-------- MATERIAL FOR THIS TASK
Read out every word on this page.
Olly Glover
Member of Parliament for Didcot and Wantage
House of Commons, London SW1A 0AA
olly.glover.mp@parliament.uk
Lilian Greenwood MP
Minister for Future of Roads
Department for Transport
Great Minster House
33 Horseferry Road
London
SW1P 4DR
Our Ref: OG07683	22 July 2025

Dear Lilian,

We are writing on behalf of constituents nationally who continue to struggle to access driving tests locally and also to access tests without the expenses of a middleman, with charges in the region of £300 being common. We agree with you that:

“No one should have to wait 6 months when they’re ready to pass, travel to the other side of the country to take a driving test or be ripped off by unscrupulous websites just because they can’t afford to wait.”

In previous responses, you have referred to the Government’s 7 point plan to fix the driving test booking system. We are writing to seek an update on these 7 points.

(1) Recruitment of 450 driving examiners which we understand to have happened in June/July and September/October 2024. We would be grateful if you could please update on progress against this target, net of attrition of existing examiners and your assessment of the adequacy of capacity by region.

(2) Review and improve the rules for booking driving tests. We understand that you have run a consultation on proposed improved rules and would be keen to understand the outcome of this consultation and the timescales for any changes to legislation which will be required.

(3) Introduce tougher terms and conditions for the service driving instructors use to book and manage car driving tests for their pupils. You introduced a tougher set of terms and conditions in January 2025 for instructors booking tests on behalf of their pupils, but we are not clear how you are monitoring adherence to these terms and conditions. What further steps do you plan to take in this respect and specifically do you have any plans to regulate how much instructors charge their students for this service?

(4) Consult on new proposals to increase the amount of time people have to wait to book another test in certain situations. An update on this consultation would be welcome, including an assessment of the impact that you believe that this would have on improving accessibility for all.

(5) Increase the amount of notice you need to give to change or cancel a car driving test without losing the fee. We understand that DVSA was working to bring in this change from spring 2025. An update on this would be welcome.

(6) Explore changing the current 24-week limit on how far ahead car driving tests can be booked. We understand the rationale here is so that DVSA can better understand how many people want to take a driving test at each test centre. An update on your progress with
----------------
**EXERCISE GOAL:** Copy each line in the data that holds the word "take".

**SOLUTION TO THIS PROBLEM:**
“No one should have to wait 6 months when they’re ready to pass, travel to the other side of the country to take a driving test or be ripped off by unscrupulous websites just because they can’t afford to wait.”
(3) Introduce tougher terms and conditions for the service driving instructors use to book and manage car driving tests for their pupils. You introduced a tougher set of terms and conditions in January 2025 for instructors booking tests on behalf of their pupils, but we are not clear how you are monitoring adherence to these terms and conditions. What further steps do you plan to take in this respect and specifically do you have any plans to regulate how much instructors charge their students for this service?
(6) Explore changing the current 24-week limit on how far ahead car driving tests can be booked. We understand the rationale here is so that DVSA can better understand how many people want to take a driving test at each test centre. An update on your progress with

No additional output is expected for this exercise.